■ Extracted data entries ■

---

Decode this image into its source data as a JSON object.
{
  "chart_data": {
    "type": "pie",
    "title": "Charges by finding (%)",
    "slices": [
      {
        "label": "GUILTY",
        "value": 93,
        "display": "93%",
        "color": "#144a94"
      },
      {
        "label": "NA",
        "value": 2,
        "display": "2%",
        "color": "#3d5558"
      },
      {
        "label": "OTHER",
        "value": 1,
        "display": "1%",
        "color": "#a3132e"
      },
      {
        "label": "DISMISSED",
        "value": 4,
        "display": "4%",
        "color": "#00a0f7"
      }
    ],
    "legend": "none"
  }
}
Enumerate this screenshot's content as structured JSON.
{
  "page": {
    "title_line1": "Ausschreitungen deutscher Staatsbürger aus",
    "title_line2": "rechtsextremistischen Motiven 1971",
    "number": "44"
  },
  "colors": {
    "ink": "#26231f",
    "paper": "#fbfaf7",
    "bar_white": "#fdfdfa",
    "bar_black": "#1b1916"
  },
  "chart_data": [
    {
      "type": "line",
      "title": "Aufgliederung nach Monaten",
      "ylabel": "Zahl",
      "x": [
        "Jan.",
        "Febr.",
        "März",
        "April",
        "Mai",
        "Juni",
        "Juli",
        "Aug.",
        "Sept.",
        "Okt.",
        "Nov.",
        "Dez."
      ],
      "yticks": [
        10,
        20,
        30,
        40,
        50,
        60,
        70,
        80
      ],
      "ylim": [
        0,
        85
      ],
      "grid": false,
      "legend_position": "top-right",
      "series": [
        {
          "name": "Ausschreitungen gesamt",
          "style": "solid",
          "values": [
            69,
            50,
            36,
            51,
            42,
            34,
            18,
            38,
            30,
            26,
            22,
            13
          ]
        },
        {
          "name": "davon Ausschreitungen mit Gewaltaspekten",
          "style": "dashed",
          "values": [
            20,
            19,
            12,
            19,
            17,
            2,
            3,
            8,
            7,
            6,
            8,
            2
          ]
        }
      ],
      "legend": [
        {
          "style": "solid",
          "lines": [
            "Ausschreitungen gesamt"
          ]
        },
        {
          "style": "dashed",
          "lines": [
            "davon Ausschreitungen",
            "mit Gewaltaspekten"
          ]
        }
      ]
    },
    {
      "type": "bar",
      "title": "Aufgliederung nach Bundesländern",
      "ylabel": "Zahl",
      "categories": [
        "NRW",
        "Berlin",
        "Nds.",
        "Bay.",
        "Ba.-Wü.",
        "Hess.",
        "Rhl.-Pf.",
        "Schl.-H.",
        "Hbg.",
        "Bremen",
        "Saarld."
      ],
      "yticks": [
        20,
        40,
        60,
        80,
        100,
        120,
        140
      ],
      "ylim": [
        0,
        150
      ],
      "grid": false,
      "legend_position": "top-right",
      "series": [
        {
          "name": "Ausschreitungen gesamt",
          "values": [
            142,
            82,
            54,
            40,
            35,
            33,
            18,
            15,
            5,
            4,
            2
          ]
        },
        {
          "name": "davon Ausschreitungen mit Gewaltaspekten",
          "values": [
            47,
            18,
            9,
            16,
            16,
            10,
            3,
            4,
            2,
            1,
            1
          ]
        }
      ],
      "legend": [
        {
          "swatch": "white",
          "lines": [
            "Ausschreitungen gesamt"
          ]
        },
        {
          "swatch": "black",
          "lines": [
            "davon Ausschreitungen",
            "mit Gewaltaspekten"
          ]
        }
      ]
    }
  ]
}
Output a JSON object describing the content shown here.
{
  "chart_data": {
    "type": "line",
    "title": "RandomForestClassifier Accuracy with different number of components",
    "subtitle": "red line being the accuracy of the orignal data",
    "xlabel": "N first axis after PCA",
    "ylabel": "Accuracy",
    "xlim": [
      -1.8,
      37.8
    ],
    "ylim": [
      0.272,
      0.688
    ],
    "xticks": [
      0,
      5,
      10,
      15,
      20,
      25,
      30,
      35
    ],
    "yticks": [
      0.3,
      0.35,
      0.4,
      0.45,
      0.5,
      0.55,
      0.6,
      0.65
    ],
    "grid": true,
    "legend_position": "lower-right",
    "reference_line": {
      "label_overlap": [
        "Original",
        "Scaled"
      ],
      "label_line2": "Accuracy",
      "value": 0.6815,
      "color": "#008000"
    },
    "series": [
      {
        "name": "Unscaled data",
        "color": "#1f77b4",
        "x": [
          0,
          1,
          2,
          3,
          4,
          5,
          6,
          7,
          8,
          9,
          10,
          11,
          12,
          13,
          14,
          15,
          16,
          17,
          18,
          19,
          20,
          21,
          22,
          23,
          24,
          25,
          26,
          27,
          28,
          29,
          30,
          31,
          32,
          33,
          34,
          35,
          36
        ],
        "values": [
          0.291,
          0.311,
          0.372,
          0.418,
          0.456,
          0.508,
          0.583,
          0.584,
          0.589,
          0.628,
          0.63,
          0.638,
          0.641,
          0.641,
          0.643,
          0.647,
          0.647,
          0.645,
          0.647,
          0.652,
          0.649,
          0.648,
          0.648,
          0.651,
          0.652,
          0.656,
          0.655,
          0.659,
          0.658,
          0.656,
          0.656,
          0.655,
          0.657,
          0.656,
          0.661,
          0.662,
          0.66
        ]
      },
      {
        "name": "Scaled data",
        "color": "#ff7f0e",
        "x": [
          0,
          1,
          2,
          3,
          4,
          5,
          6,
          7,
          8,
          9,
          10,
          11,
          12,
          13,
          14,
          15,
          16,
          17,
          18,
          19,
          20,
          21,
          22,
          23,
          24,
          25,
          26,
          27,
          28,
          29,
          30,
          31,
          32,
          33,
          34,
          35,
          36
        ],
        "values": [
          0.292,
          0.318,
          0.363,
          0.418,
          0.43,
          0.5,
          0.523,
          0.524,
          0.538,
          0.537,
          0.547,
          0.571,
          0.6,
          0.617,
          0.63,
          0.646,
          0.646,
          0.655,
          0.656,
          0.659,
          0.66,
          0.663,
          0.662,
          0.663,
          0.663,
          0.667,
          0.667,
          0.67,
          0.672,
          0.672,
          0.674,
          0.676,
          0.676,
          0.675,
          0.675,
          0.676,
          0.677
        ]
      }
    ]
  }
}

---

Restate the data above word for word, please.

■ Result for this task ■
Decode this image into its source data as a JSON object.
{
  "chart_data": {
    "type": "pie",
    "title": "Charges by finding (%)",
    "slices": [
      {
        "label": "GUILTY",
        "value": 93,
        "display": "93%",
        "color": "#144a94"
      },
      {
        "label": "NA",
        "value": 2,
        "display": "2%",
        "color": "#3d5558"
      },
      {
        "label": "OTHER",
        "value": 1,
        "display": "1%",
        "color": "#a3132e"
      },
      {
        "label": "DISMISSED",
        "value": 4,
        "display": "4%",
        "color": "#00a0f7"
      }
    ],
    "legend": "none"
  }
}
Enumerate this screenshot's content as structured JSON.
{
  "page": {
    "title_line1": "Ausschreitungen deutscher Staatsbürger aus",
    "title_line2": "rechtsextremistischen Motiven 1971",
    "number": "44"
  },
  "colors": {
    "ink": "#26231f",
    "paper": "#fbfaf7",
    "bar_white": "#fdfdfa",
    "bar_black": "#1b1916"
  },
  "chart_data": [
    {
      "type": "line",
      "title": "Aufgliederung nach Monaten",
      "ylabel": "Zahl",
      "x": [
        "Jan.",
        "Febr.",
        "März",
        "April",
        "Mai",
        "Juni",
        "Juli",
        "Aug.",
        "Sept.",
        "Okt.",
        "Nov.",
        "Dez."
      ],
      "yticks": [
        10,
        20,
        30,
        40,
        50,
        60,
        70,
        80
      ],
      "ylim": [
        0,
        85
      ],
      "grid": false,
      "legend_position": "top-right",
      "series": [
        {
          "name": "Ausschreitungen gesamt",
          "style": "solid",
          "values": [
            69,
            50,
            36,
            51,
            42,
            34,
            18,
            38,
            30,
            26,
            22,
            13
          ]
        },
        {
          "name": "davon Ausschreitungen mit Gewaltaspekten",
          "style": "dashed",
          "values": [
            20,
            19,
            12,
            19,
            17,
            2,
            3,
            8,
            7,
            6,
            8,
            2
          ]
        }
      ],
      "legend": [
        {
          "style": "solid",
          "lines": [
            "Ausschreitungen gesamt"
          ]
        },
        {
          "style": "dashed",
          "lines": [
            "davon Ausschreitungen",
            "mit Gewaltaspekten"
          ]
        }
      ]
    },
    {
      "type": "bar",
      "title": "Aufgliederung nach Bundesländern",
      "ylabel": "Zahl",
      "categories": [
        "NRW",
        "Berlin",
        "Nds.",
        "Bay.",
        "Ba.-Wü.",
        "Hess.",
        "Rhl.-Pf.",
        "Schl.-H.",
        "Hbg.",
        "Bremen",
        "Saarld."
      ],
      "yticks": [
        20,
        40,
        60,
        80,
        100,
        120,
        140
      ],
      "ylim": [
        0,
        150
      ],
      "grid": false,
      "legend_position": "top-right",
      "series": [
        {
          "name": "Ausschreitungen gesamt",
          "values": [
            142,
            82,
            54,
            40,
            35,
            33,
            18,
            15,
            5,
            4,
            2
          ]
        },
        {
          "name": "davon Ausschreitungen mit Gewaltaspekten",
          "values": [
            47,
            18,
            9,
            16,
            16,
            10,
            3,
            4,
            2,
            1,
            1
          ]
        }
      ],
      "legend": [
        {
          "swatch": "white",
          "lines": [
            "Ausschreitungen gesamt"
          ]
        },
        {
          "swatch": "black",
          "lines": [
            "davon Ausschreitungen",
            "mit Gewaltaspekten"
          ]
        }
      ]
    }
  ]
}
Output a JSON object describing the content shown here.
{
  "chart_data": {
    "type": "line",
    "title": "RandomForestClassifier Accuracy with different number of components",
    "subtitle": "red line being the accuracy of the orignal data",
    "xlabel": "N first axis after PCA",
    "ylabel": "Accuracy",
    "xlim": [
      -1.8,
      37.8
    ],
    "ylim": [
      0.272,
      0.688
    ],
    "xticks": [
      0,
      5,
      10,
      15,
      20,
      25,
      30,
      35
    ],
    "yticks": [
      0.3,
      0.35,
      0.4,
      0.45,
      0.5,
      0.55,
      0.6,
      0.65
    ],
    "grid": true,
    "legend_position": "lower-right",
    "reference_line": {
      "label_overlap": [
        "Original",
        "Scaled"
      ],
      "label_line2": "Accuracy",
      "value": 0.6815,
      "color": "#008000"
    },
    "series": [
      {
        "name": "Unscaled data",
        "color": "#1f77b4",
        "x": [
          0,
          1,
          2,
          3,
          4,
          5,
          6,
          7,
          8,
          9,
          10,
          11,
          12,
          13,
          14,
          15,
          16,
          17,
          18,
          19,
          20,
          21,
          22,
          23,
          24,
          25,
          26,
          27,
          28,
          29,
          30,
          31,
          32,
          33,
          34,
          35,
          36
        ],
        "values": [
          0.291,
          0.311,
          0.372,
          0.418,
          0.456,
          0.508,
          0.583,
          0.584,
          0.589,
          0.628,
          0.63,
          0.638,
          0.641,
          0.641,
          0.643,
          0.647,
          0.647,
          0.645,
          0.647,
          0.652,
          0.649,
          0.648,
          0.648,
          0.651,
          0.652,
          0.656,
          0.655,
          0.659,
          0.658,
          0.656,
          0.656,
          0.655,
          0.657,
          0.656,
          0.661,
          0.662,
          0.66
        ]
      },
      {
        "name": "Scaled data",
        "color": "#ff7f0e",
        "x": [
          0,
          1,
          2,
          3,
          4,
          5,
          6,
          7,
          8,
          9,
          10,
          11,
          12,
          13,
          14,
          15,
          16,
          17,
          18,
          19,
          20,
          21,
          22,
          23,
          24,
          25,
          26,
          27,
          28,
          29,
          30,
          31,
          32,
          33,
          34,
          35,
          36
        ],
        "values": [
          0.292,
          0.318,
          0.363,
          0.418,
          0.43,
          0.5,
          0.523,
          0.524,
          0.538,
          0.537,
          0.547,
          0.571,
          0.6,
          0.617,
          0.63,
          0.646,
          0.646,
          0.655,
          0.656,
          0.659,
          0.66,
          0.663,
          0.662,
          0.663,
          0.663,
          0.667,
          0.667,
          0.67,
          0.672,
          0.672,
          0.674,
          0.676,
          0.676,
          0.675,
          0.675,
          0.676,
          0.677
        ]
      }
    ]
  }
}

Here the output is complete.